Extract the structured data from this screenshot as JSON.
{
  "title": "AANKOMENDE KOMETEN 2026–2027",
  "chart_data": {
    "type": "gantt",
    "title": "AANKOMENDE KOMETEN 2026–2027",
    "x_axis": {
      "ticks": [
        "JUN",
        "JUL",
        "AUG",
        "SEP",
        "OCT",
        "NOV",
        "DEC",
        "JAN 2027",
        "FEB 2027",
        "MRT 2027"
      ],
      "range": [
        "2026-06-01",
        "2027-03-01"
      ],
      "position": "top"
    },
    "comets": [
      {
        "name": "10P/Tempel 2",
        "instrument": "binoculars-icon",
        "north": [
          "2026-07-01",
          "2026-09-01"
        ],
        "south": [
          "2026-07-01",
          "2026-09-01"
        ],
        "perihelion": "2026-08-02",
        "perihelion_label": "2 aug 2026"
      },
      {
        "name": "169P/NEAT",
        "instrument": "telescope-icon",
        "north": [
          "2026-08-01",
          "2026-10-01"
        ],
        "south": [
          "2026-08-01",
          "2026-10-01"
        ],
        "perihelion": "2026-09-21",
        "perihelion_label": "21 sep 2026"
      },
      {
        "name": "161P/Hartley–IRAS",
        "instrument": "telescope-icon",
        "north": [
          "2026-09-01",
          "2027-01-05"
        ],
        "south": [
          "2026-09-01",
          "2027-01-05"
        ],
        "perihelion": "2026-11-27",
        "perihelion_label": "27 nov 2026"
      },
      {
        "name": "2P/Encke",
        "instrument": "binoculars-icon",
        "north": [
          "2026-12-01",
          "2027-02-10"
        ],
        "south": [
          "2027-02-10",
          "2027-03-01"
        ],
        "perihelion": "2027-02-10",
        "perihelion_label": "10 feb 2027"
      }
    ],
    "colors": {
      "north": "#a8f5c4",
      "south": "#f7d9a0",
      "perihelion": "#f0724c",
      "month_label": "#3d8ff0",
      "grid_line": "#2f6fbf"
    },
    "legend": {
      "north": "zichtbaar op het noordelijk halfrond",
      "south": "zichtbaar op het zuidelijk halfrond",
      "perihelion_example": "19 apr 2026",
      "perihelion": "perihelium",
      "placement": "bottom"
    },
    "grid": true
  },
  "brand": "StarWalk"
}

TASK STATEMENT: From the records above, please extract every line and repeat it exactly.

SOLUTION TO THE EXERCISE:
Extract the structured data from this screenshot as JSON.
{
  "title": "AANKOMENDE KOMETEN 2026–2027",
  "chart_data": {
    "type": "gantt",
    "title": "AANKOMENDE KOMETEN 2026–2027",
    "x_axis": {
      "ticks": [
        "JUN",
        "JUL",
        "AUG",
        "SEP",
        "OCT",
        "NOV",
        "DEC",
        "JAN 2027",
        "FEB 2027",
        "MRT 2027"
      ],
      "range": [
        "2026-06-01",
        "2027-03-01"
      ],
      "position": "top"
    },
    "comets": [
      {
        "name": "10P/Tempel 2",
        "instrument": "binoculars-icon",
        "north": [
          "2026-07-01",
          "2026-09-01"
        ],
        "south": [
          "2026-07-01",
          "2026-09-01"
        ],
        "perihelion": "2026-08-02",
        "perihelion_label": "2 aug 2026"
      },
      {
        "name": "169P/NEAT",
        "instrument": "telescope-icon",
        "north": [
          "2026-08-01",
          "2026-10-01"
        ],
        "south": [
          "2026-08-01",
          "2026-10-01"
        ],
        "perihelion": "2026-09-21",
        "perihelion_label": "21 sep 2026"
      },
      {
        "name": "161P/Hartley–IRAS",
        "instrument": "telescope-icon",
        "north": [
          "2026-09-01",
          "2027-01-05"
        ],
        "south": [
          "2026-09-01",
          "2027-01-05"
        ],
        "perihelion": "2026-11-27",
        "perihelion_label": "27 nov 2026"
      },
      {
        "name": "2P/Encke",
        "instrument": "binoculars-icon",
        "north": [
          "2026-12-01",
          "2027-02-10"
        ],
        "south": [
          "2027-02-10",
          "2027-03-01"
        ],
        "perihelion": "2027-02-10",
        "perihelion_label": "10 feb 2027"
      }
    ],
    "colors": {
      "north": "#a8f5c4",
      "south": "#f7d9a0",
      "perihelion": "#f0724c",
      "month_label": "#3d8ff0",
      "grid_line": "#2f6fbf"
    },
    "legend": {
      "north": "zichtbaar op het noordelijk halfrond",
      "south": "zichtbaar op het zuidelijk halfrond",
      "perihelion_example": "19 apr 2026",
      "perihelion": "perihelium",
      "placement": "bottom"
    },
    "grid": true
  },
  "brand": "StarWalk"
}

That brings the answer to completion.